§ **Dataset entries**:
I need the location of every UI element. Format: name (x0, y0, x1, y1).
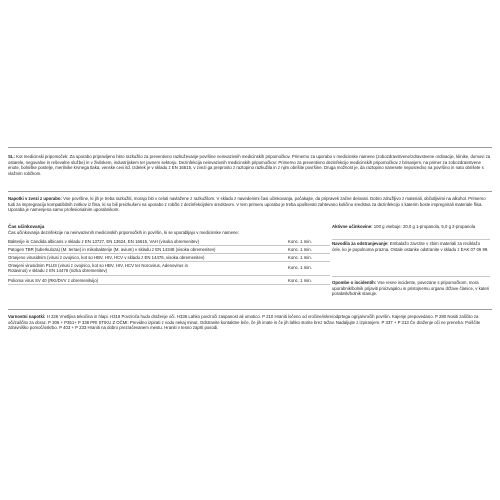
efficacy-title: Čas učinkovanja (8, 224, 45, 229)
row-time: Konc. 1 min. (288, 255, 312, 260)
disposal-instructions (332, 241, 490, 252)
note-label: Opombe o incidentih: (332, 280, 377, 285)
top-divider (8, 147, 492, 148)
table-row (8, 246, 330, 254)
disposal-label: Navodila za odstranjevanje: (332, 241, 389, 246)
incident-notes (332, 280, 490, 297)
active-ingredients (332, 224, 490, 230)
safety-warnings (8, 314, 492, 331)
sl-text: Kot medicinski pripomoček: Za uporabo pripravljeno hitro razkužilo za preventivno razkuževanje površine neinvazivnih medicinskih pripomočkov. Primerno za uporabo v medicinske namene (zobozdravstvene/zdravstvene ordinacije, klinike, domovi za ostarele, negovalne in reševalne službe) in v živilskem, industrijskem ter javnem sektorju. Dezinfekcija neinvazivnih medicinskih pripomočkov: Primerno za preventivno dezinfekcijo medicinskih pripomočkov z brisanjem, na primer za zobozdravstvene enote, bolniške postelje, merilnike krvnega tlaka, venske cevi itd. Izdelek je v skladu z EN 16615, v zvezi ga preprosto z raztopino razkužila in z njim obrišite površine. Druga možnost je, da raztopino nanesete neposredno na površino in nato obrišete s vlažnim robčkom. (8, 154, 491, 176)
efficacy-intro: Čas učinkovanja dezinfekcije na neinvazivnih medicinskih pripomočkih in površin, ki se uporabljajo v medicinske namene: (8, 230, 239, 235)
table-row (8, 262, 330, 276)
warnings-label: Varnostni napotki: (8, 314, 46, 319)
row-name: Bakterije in Candida albicans v skladu z EN 13727, EN 13624, EN 16615, VAH (visoka obremenitev) (8, 239, 199, 244)
row-name: Omejeno virusidnim (virusi z ovojnico, kot so HBV, HIV, HCV v skladu z EN 14476, visoka obremenitev) (8, 255, 205, 260)
usage-section (8, 196, 492, 213)
row-time: Konc. 1 min. (288, 239, 312, 244)
row-time: Konc. 1 min. (288, 265, 312, 270)
table-row (8, 254, 330, 262)
ingredient-text: 100 g vsebuje: 20,0 g 1-propanola, 5,0 g 2-propanola (373, 224, 476, 229)
note-text: Vse resne incidente, povezane s pripomočkom, mora uporabnik/bolnik prijaviti proizvajalcu in pristojnemu organu države članice, v kateri porabnik/bolnik stanuje. (332, 280, 490, 297)
usage-divider (8, 191, 492, 192)
row-name: Polioma virus SV 40 (RKI/DVV z obremenitvijo) (8, 278, 99, 283)
row-name: Patogen TBR (tuberkuloza) (M. terrae) in mikobakterije (M. avium) v skladu z EN 14348 (visoka obremenitev) (8, 247, 216, 252)
usage-label: Napotki v zvezi z uporabo: (8, 196, 62, 201)
table-row (8, 238, 330, 246)
table-row (8, 277, 330, 285)
warnings-text: H 226 Vnetljiva tekočina in hlapi. H319 Povzroča hudo draženje oči. H336 Lahko povzroči zaspanost ali omotico. P 210 Hraniti ločeno od vročine/iskre/odprtega ognja/vročih površin. Kajenje prepovedano. P 280 Nositi zaščito za oči/zaščito za obraz. P 305 + P351+ P 338 PRI STIKU Z OČMI: Previdno izpirati z vodo nekaj minut. Odstranite kontaktne leče, če jih imate in če jih lahko storite brez težav. Nadaljujte z izpiranjem. P 337 + P 313 Če draženje oči ne preneha: Poiščite zdravniško pomoč/oskrbo. P 403 + P 233 Hraniti na dobro prezračevanem mestu. Hraniti v tesno zaprti posodi. (8, 314, 481, 331)
row-time: Konc. 1 min. (288, 278, 312, 283)
side-divider (332, 276, 490, 277)
row-name: Omejeni virusidnim PLUS (virusi z ovojnico, kot so HBV, HIV, HCV ter Norovirus, Adenovirus in Rotavirus) v skladu z EN 14476 (nizka obremenitev) (8, 262, 188, 274)
disposal-text: Embalažo zavrzite v zbirn materiali za reciklažo ćele, ko je popolnoma prazna. Ostale ostanke odstranite v skladu z EAK 07 06 99. (332, 241, 489, 252)
sl-label: SL: (8, 154, 15, 159)
row-time: Konc. 1 min. (288, 247, 312, 252)
side-divider (332, 239, 490, 240)
sl-description (8, 154, 492, 176)
usage-text: Vse površine, ki jih je treba razkužiti, morajo biti v celoti navlažene z razkužilom. V skladu z navedenimi časi učinkovanja, počakajte, da pripravek začne delovati. Dobro združljivo z materiali, občutljivimi na alkohol. Primerno tudi za impregnacijo kompatibilnih zvitkov iz flisa, ki so bili preizkušeni na uporabo z robčki z dezinfekcijskim sredstvom. V tem primeru uporabo je treba upoštevati zahtevano količino sredstva za dezinfekcijo s katerim boste impregnirali materiale flisa. Uporaba je namenjena samo profesionalnim uporabnikom. (8, 196, 486, 213)
warnings-divider (8, 309, 492, 310)
efficacy-table (8, 238, 330, 285)
ingredient-label: Aktivne učinkovine: (332, 224, 373, 229)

§ **Exercise details**:
Show each line of the records above containing "uporabo".

§ **Answer to the exercise**:
sl-text: Kot medicinski pripomoček: Za uporabo pripravljeno hitro razkužilo za preventivno razkuževanje površine neinvazivnih medicinskih pripomočkov. Primerno za uporabo v medicinske namene (zobozdravstvene/zdravstvene ordinacije, klinike, domovi za ostarele, negovalne in reševalne službe) in v živilskem, industrijskem ter javnem sektorju. Dezinfekcija neinvazivnih medicinskih pripomočkov: Primerno za preventivno dezinfekcijo medicinskih pripomočkov z brisanjem, na primer za zobozdravstvene enote, bolniške postelje, merilnike krvnega tlaka, venske cevi itd. Izdelek je v skladu z EN 16615, v zvezi ga preprosto z raztopino razkužila in z njim obrišite površine. Druga možnost je, da raztopino nanesete neposredno na površino in nato obrišete s vlažnim robčkom. (8, 154, 491, 176)
usage-label: Napotki v zvezi z uporabo: (8, 196, 62, 201)
usage-text: Vse površine, ki jih je treba razkužiti, morajo biti v celoti navlažene z razkužilom. V skladu z navedenimi časi učinkovanja, počakajte, da pripravek začne delovati. Dobro združljivo z materiali, občutljivimi na alkohol. Primerno tudi za impregnacijo kompatibilnih zvitkov iz flisa, ki so bili preizkušeni na uporabo z robčki z dezinfekcijskim sredstvom. V tem primeru uporabo je treba upoštevati zahtevano količino sredstva za dezinfekcijo s katerim boste impregnirali materiale flisa. Uporaba je namenjena samo profesionalnim uporabnikom. (8, 196, 486, 213)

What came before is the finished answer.